▶ **What you will do**
Copy all the material that follows, keeping every character the same.

▶ **Collected data entries**
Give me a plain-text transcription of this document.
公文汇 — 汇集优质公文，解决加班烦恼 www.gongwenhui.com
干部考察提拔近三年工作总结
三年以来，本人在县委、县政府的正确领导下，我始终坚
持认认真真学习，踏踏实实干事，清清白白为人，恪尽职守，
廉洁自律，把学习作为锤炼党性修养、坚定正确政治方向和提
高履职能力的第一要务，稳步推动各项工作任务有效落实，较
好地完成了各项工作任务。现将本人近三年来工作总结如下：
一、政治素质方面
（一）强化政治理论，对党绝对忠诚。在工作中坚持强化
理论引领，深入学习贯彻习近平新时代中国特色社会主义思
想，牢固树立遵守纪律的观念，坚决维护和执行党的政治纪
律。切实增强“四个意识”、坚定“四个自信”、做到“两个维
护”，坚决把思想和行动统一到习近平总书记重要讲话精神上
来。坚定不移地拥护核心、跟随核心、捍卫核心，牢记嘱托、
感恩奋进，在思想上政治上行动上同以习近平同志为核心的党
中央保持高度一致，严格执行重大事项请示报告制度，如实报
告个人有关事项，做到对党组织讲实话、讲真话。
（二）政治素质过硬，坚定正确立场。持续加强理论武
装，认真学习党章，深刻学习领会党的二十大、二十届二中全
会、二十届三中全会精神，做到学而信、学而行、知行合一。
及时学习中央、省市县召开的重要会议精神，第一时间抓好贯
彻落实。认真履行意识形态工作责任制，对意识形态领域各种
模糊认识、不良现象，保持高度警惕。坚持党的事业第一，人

▶ **Exercise response**
Give me a plain-text transcription of this document.
公文汇 — 汇集优质公文，解决加班烦恼 www.gongwenhui.com
干部考察提拔近三年工作总结
三年以来，本人在县委、县政府的正确领导下，我始终坚
持认认真真学习，踏踏实实干事，清清白白为人，恪尽职守，
廉洁自律，把学习作为锤炼党性修养、坚定正确政治方向和提
高履职能力的第一要务，稳步推动各项工作任务有效落实，较
好地完成了各项工作任务。现将本人近三年来工作总结如下：
一、政治素质方面
（一）强化政治理论，对党绝对忠诚。在工作中坚持强化
理论引领，深入学习贯彻习近平新时代中国特色社会主义思
想，牢固树立遵守纪律的观念，坚决维护和执行党的政治纪
律。切实增强“四个意识”、坚定“四个自信”、做到“两个维
护”，坚决把思想和行动统一到习近平总书记重要讲话精神上
来。坚定不移地拥护核心、跟随核心、捍卫核心，牢记嘱托、
感恩奋进，在思想上政治上行动上同以习近平同志为核心的党
中央保持高度一致，严格执行重大事项请示报告制度，如实报
告个人有关事项，做到对党组织讲实话、讲真话。
（二）政治素质过硬，坚定正确立场。持续加强理论武
装，认真学习党章，深刻学习领会党的二十大、二十届二中全
会、二十届三中全会精神，做到学而信、学而行、知行合一。
及时学习中央、省市县召开的重要会议精神，第一时间抓好贯
彻落实。认真履行意识形态工作责任制，对意识形态领域各种
模糊认识、不良现象，保持高度警惕。坚持党的事业第一，人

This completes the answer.